** START OF Data supplied **

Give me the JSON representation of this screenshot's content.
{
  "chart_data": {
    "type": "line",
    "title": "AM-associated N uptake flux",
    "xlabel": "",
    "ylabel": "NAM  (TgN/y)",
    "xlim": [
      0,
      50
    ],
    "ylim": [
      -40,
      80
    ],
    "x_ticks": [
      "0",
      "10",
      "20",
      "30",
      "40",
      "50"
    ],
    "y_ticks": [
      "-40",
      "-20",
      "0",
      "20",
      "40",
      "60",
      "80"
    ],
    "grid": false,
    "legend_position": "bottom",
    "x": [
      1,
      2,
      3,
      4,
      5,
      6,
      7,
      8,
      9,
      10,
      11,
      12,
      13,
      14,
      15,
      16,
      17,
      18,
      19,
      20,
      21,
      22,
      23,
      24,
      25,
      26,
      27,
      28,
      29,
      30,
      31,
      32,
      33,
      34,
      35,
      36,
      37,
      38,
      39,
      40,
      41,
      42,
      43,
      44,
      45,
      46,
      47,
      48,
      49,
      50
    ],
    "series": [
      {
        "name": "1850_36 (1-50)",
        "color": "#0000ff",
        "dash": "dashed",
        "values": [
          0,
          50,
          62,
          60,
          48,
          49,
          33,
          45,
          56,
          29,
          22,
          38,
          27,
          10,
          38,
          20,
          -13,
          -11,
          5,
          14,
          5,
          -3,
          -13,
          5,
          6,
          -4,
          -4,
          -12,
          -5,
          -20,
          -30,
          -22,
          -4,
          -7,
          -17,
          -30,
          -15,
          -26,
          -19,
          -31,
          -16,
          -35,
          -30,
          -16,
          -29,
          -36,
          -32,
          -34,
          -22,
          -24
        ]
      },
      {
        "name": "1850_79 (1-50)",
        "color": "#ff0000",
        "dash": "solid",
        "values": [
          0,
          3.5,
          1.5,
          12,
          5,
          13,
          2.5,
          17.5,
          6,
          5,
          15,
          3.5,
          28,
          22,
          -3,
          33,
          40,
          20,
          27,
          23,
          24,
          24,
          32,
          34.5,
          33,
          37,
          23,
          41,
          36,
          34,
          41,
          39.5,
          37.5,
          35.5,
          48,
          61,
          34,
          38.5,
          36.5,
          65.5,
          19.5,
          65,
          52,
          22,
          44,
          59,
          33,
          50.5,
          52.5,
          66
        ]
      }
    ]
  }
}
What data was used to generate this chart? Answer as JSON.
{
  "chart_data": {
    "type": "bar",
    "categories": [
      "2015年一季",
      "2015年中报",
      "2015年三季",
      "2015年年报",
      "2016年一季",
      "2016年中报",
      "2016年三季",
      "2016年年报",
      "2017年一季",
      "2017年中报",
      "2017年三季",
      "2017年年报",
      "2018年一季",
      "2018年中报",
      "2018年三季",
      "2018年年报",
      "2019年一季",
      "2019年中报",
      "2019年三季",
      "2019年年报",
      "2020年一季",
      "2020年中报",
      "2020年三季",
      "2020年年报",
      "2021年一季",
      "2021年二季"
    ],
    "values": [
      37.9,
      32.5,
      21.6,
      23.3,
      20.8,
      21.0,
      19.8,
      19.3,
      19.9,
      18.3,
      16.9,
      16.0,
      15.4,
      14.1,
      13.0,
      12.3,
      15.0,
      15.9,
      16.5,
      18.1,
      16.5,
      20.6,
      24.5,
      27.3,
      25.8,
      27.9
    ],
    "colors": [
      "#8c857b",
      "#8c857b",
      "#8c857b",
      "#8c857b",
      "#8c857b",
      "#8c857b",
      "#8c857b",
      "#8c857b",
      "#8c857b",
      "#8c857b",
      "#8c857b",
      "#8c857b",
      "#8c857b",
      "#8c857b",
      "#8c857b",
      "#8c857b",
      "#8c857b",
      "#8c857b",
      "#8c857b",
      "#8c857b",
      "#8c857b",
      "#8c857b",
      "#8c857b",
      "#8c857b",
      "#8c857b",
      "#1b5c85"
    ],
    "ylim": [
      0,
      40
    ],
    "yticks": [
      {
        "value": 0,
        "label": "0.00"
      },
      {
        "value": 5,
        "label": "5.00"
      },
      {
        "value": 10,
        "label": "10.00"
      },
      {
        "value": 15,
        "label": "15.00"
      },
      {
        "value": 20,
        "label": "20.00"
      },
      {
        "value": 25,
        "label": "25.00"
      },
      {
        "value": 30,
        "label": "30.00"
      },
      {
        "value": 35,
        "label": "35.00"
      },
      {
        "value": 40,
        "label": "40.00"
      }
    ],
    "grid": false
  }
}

** END OF Data supplied **

**Instructions to follow**. From the records above, report the count of lines containing "this" and nothing more.

**Output of the exercise**. 2